> [Exercise brief]: Find the lines with "товары" in them and copy them out.

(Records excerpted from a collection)
= = = = =

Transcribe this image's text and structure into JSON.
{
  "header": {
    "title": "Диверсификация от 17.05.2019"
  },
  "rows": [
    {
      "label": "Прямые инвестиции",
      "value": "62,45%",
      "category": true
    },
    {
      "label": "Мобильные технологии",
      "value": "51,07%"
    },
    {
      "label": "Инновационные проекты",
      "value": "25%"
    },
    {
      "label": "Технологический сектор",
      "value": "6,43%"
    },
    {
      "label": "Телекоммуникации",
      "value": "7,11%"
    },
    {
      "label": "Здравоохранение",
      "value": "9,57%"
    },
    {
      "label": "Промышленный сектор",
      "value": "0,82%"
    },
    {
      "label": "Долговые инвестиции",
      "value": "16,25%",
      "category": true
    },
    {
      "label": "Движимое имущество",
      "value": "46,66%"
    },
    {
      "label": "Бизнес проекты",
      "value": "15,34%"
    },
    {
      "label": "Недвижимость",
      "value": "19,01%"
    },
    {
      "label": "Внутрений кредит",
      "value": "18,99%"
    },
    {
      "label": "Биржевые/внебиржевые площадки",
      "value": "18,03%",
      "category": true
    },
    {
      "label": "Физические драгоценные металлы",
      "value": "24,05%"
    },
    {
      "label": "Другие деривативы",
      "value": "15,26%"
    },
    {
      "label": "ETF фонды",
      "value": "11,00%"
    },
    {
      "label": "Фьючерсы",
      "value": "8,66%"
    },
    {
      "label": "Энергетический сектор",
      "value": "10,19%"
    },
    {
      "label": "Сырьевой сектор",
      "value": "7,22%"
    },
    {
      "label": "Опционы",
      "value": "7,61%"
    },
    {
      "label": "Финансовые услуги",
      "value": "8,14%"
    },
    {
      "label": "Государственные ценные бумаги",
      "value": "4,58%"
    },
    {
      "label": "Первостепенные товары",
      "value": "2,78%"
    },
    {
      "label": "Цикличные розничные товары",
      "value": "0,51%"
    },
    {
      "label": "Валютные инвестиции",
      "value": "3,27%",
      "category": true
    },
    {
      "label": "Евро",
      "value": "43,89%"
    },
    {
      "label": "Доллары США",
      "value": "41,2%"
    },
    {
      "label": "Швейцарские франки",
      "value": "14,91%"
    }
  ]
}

= = = = =

> [Response]:
      "label": "Первостепенные товары",
      "label": "Цикличные розничные товары",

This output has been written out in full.